BEGIN

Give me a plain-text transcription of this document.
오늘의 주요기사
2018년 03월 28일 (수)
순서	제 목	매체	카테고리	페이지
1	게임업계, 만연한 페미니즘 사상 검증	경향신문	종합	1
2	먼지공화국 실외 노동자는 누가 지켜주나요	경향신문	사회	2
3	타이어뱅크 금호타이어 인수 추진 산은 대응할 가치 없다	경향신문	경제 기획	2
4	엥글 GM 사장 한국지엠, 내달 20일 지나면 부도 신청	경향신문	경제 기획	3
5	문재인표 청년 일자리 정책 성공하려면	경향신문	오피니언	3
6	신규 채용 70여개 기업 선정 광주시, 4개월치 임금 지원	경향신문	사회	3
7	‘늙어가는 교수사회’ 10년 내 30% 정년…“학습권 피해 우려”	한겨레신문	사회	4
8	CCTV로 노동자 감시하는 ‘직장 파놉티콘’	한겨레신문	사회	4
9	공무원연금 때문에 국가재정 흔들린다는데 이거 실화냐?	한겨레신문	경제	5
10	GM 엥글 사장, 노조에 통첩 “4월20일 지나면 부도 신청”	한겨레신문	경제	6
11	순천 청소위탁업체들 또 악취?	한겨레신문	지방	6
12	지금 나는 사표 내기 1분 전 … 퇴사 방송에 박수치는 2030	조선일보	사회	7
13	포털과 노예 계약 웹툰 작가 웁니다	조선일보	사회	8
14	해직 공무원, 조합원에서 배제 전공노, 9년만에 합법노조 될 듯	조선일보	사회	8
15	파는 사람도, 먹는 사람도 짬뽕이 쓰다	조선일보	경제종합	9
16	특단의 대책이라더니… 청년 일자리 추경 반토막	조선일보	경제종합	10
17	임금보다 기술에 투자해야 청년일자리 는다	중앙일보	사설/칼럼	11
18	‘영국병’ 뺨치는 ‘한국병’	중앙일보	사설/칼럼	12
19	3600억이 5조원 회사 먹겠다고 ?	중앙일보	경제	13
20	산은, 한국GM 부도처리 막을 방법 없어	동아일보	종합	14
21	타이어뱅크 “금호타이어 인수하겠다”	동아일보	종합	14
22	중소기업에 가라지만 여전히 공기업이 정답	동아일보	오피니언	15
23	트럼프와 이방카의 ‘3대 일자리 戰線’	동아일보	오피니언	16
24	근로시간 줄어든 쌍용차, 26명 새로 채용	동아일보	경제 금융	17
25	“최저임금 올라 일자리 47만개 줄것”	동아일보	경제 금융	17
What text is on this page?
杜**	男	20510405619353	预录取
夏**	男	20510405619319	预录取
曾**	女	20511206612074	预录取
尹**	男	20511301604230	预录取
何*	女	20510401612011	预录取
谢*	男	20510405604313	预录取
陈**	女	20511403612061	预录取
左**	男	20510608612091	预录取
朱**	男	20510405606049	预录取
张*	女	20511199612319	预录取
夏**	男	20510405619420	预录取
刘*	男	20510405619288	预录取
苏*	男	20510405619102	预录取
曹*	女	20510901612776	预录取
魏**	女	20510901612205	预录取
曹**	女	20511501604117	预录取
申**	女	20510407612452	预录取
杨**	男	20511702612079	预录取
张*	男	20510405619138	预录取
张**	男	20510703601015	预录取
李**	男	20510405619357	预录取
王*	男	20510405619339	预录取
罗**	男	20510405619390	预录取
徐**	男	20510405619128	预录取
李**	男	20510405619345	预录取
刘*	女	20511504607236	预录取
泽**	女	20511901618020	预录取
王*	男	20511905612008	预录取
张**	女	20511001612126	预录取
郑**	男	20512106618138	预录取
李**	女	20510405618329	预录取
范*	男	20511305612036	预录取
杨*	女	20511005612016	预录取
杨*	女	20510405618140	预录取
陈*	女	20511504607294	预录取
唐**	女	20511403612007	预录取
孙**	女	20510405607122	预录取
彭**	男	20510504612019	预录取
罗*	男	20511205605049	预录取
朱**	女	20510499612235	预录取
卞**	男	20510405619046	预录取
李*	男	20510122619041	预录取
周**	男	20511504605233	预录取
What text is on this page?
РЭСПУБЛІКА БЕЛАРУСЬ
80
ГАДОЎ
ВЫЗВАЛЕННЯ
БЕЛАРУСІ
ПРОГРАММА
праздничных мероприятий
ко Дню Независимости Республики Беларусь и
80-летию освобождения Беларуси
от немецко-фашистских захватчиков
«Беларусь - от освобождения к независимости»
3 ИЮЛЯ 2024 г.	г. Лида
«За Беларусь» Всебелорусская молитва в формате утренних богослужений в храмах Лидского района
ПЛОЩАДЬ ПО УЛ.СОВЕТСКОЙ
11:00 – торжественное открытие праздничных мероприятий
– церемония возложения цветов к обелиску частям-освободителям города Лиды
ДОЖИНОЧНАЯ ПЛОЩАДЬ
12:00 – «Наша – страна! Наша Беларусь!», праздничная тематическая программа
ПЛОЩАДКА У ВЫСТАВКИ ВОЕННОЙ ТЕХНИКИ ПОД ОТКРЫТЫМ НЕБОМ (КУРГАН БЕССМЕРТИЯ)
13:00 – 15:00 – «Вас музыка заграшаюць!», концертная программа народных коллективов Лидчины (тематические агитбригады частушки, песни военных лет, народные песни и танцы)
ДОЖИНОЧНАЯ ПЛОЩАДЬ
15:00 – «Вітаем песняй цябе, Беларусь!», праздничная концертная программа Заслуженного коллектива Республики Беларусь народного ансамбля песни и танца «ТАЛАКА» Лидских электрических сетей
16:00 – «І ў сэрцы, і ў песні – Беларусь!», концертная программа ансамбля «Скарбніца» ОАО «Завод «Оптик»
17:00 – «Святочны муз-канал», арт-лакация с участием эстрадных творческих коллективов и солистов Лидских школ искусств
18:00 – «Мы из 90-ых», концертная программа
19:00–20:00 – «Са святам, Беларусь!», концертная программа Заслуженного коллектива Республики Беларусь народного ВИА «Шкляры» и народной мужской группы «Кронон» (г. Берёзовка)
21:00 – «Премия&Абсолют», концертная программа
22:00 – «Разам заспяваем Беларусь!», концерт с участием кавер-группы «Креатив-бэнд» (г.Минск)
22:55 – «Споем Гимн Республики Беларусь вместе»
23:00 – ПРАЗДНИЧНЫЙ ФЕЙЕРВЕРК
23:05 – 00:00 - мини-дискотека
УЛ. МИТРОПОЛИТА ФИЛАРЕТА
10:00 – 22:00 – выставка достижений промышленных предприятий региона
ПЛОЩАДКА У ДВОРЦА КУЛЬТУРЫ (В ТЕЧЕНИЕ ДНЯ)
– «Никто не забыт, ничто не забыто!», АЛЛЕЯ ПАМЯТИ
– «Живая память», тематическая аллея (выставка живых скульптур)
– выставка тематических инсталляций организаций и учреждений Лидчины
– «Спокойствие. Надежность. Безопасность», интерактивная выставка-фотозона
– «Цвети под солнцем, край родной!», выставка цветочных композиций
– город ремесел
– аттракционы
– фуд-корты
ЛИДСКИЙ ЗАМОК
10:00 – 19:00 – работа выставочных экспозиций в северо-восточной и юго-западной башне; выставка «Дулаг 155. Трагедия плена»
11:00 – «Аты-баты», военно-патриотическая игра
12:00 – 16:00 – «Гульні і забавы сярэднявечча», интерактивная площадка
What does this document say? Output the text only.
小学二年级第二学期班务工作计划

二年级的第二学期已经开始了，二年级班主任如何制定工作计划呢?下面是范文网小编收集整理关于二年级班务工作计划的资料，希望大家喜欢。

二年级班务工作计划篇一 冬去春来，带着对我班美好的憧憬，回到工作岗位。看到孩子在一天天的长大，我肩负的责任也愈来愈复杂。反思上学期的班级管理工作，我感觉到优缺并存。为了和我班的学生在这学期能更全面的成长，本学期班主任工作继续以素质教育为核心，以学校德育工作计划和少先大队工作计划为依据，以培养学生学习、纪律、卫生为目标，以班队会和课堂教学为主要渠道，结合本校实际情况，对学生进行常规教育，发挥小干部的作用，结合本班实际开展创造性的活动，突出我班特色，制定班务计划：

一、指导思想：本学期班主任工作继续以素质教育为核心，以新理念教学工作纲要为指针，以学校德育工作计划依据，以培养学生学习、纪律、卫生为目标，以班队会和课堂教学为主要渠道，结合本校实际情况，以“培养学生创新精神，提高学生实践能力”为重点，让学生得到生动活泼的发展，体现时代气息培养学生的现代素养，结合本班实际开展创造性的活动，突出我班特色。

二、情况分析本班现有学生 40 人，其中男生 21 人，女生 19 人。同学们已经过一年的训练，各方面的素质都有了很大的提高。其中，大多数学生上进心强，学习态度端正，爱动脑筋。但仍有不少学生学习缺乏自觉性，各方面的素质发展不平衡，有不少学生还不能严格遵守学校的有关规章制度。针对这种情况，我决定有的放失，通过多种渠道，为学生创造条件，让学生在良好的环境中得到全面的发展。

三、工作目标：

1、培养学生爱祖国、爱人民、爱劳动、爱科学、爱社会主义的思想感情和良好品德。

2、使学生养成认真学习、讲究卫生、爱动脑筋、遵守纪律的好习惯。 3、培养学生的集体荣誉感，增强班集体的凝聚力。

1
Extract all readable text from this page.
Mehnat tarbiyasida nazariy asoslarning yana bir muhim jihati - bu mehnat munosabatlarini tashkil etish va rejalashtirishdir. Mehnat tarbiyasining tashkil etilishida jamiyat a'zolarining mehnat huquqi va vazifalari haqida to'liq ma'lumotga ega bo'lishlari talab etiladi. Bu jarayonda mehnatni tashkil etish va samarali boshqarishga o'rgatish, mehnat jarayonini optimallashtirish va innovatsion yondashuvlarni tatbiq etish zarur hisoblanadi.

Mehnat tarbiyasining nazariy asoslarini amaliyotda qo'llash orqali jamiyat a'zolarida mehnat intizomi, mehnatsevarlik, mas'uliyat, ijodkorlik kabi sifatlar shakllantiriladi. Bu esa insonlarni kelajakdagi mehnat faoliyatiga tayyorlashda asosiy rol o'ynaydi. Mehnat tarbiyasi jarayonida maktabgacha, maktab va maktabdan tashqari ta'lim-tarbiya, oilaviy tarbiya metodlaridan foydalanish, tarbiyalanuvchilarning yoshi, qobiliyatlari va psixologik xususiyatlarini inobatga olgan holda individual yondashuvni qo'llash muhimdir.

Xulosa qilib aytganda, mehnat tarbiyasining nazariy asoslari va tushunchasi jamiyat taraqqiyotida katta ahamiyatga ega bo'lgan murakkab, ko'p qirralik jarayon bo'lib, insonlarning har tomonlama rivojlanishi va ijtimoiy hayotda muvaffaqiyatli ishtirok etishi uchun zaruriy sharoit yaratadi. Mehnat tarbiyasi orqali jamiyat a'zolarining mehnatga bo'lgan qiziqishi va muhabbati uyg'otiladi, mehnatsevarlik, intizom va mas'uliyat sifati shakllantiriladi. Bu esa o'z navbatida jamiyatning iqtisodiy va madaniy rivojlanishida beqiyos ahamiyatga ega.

END

__What is needed__: Pull out every line of the records above that contains the word "Лидчины".

__Exercise output__:
13:00 – 15:00 – «Вас музыка заграшаюць!», концертная программа народных коллективов Лидчины (тематические агитбригады частушки, песни военных лет, народные песни и танцы)
– выставка тематических инсталляций организаций и учреждений Лидчины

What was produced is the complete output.